▶ **Request**: Repeat the listing below in full, exactly as it stands.

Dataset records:
○ ○ ○ ○ ○

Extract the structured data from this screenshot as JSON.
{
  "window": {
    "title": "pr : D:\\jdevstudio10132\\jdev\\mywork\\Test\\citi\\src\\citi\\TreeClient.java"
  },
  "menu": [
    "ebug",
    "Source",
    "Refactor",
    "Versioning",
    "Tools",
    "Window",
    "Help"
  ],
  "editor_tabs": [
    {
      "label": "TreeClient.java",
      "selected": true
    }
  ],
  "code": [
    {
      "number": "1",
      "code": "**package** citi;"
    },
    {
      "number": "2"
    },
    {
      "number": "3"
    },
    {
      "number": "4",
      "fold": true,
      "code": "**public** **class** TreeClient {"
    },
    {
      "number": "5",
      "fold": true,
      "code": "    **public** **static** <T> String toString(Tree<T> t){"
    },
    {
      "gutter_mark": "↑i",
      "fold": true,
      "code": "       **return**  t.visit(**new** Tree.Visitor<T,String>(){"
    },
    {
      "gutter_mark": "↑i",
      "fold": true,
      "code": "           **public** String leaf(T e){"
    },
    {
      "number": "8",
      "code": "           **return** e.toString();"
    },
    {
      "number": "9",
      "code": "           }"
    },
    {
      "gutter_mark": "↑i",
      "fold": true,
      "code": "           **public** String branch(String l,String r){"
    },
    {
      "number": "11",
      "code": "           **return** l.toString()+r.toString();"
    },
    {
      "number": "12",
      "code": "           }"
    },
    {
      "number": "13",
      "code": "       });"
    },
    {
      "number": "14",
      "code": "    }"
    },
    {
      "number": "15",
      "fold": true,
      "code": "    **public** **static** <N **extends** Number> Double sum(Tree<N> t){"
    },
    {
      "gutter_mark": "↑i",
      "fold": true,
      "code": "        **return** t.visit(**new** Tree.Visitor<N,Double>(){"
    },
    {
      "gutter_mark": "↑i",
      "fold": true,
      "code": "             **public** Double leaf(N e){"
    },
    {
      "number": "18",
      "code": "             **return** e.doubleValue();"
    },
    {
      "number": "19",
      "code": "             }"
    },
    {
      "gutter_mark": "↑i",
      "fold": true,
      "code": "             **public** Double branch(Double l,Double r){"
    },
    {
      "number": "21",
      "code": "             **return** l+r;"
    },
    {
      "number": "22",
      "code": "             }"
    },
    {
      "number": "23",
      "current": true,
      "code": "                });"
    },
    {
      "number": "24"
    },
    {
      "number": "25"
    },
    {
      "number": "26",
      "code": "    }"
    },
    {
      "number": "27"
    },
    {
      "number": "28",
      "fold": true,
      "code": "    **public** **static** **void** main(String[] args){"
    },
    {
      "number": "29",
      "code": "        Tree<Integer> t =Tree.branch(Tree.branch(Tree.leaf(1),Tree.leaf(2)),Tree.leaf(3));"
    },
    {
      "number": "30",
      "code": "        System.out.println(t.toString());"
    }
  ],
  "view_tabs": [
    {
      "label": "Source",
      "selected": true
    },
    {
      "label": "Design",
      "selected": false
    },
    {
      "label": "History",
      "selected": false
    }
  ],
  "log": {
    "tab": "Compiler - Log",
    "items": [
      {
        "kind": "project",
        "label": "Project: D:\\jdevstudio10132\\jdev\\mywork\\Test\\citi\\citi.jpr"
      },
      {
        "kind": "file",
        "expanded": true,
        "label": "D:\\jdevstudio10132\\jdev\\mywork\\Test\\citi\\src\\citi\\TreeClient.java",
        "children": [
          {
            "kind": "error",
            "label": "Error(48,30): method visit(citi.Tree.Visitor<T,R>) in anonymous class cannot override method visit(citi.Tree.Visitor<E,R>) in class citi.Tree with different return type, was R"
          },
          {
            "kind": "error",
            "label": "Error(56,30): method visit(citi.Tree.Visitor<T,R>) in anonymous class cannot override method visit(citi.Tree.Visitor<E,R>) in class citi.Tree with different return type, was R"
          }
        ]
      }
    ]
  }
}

○ ○ ○ ○ ○

▶ **Answer for the task**:
Extract the structured data from this screenshot as JSON.
{
  "window": {
    "title": "pr : D:\\jdevstudio10132\\jdev\\mywork\\Test\\citi\\src\\citi\\TreeClient.java"
  },
  "menu": [
    "ebug",
    "Source",
    "Refactor",
    "Versioning",
    "Tools",
    "Window",
    "Help"
  ],
  "editor_tabs": [
    {
      "label": "TreeClient.java",
      "selected": true
    }
  ],
  "code": [
    {
      "number": "1",
      "code": "**package** citi;"
    },
    {
      "number": "2"
    },
    {
      "number": "3"
    },
    {
      "number": "4",
      "fold": true,
      "code": "**public** **class** TreeClient {"
    },
    {
      "number": "5",
      "fold": true,
      "code": "    **public** **static** <T> String toString(Tree<T> t){"
    },
    {
      "gutter_mark": "↑i",
      "fold": true,
      "code": "       **return**  t.visit(**new** Tree.Visitor<T,String>(){"
    },
    {
      "gutter_mark": "↑i",
      "fold": true,
      "code": "           **public** String leaf(T e){"
    },
    {
      "number": "8",
      "code": "           **return** e.toString();"
    },
    {
      "number": "9",
      "code": "           }"
    },
    {
      "gutter_mark": "↑i",
      "fold": true,
      "code": "           **public** String branch(String l,String r){"
    },
    {
      "number": "11",
      "code": "           **return** l.toString()+r.toString();"
    },
    {
      "number": "12",
      "code": "           }"
    },
    {
      "number": "13",
      "code": "       });"
    },
    {
      "number": "14",
      "code": "    }"
    },
    {
      "number": "15",
      "fold": true,
      "code": "    **public** **static** <N **extends** Number> Double sum(Tree<N> t){"
    },
    {
      "gutter_mark": "↑i",
      "fold": true,
      "code": "        **return** t.visit(**new** Tree.Visitor<N,Double>(){"
    },
    {
      "gutter_mark": "↑i",
      "fold": true,
      "code": "             **public** Double leaf(N e){"
    },
    {
      "number": "18",
      "code": "             **return** e.doubleValue();"
    },
    {
      "number": "19",
      "code": "             }"
    },
    {
      "gutter_mark": "↑i",
      "fold": true,
      "code": "             **public** Double branch(Double l,Double r){"
    },
    {
      "number": "21",
      "code": "             **return** l+r;"
    },
    {
      "number": "22",
      "code": "             }"
    },
    {
      "number": "23",
      "current": true,
      "code": "                });"
    },
    {
      "number": "24"
    },
    {
      "number": "25"
    },
    {
      "number": "26",
      "code": "    }"
    },
    {
      "number": "27"
    },
    {
      "number": "28",
      "fold": true,
      "code": "    **public** **static** **void** main(String[] args){"
    },
    {
      "number": "29",
      "code": "        Tree<Integer> t =Tree.branch(Tree.branch(Tree.leaf(1),Tree.leaf(2)),Tree.leaf(3));"
    },
    {
      "number": "30",
      "code": "        System.out.println(t.toString());"
    }
  ],
  "view_tabs": [
    {
      "label": "Source",
      "selected": true
    },
    {
      "label": "Design",
      "selected": false
    },
    {
      "label": "History",
      "selected": false
    }
  ],
  "log": {
    "tab": "Compiler - Log",
    "items": [
      {
        "kind": "project",
        "label": "Project: D:\\jdevstudio10132\\jdev\\mywork\\Test\\citi\\citi.jpr"
      },
      {
        "kind": "file",
        "expanded": true,
        "label": "D:\\jdevstudio10132\\jdev\\mywork\\Test\\citi\\src\\citi\\TreeClient.java",
        "children": [
          {
            "kind": "error",
            "label": "Error(48,30): method visit(citi.Tree.Visitor<T,R>) in anonymous class cannot override method visit(citi.Tree.Visitor<E,R>) in class citi.Tree with different return type, was R"
          },
          {
            "kind": "error",
            "label": "Error(56,30): method visit(citi.Tree.Visitor<T,R>) in anonymous class cannot override method visit(citi.Tree.Visitor<E,R>) in class citi.Tree with different return type, was R"
          }
        ]
      }
    ]
  }
}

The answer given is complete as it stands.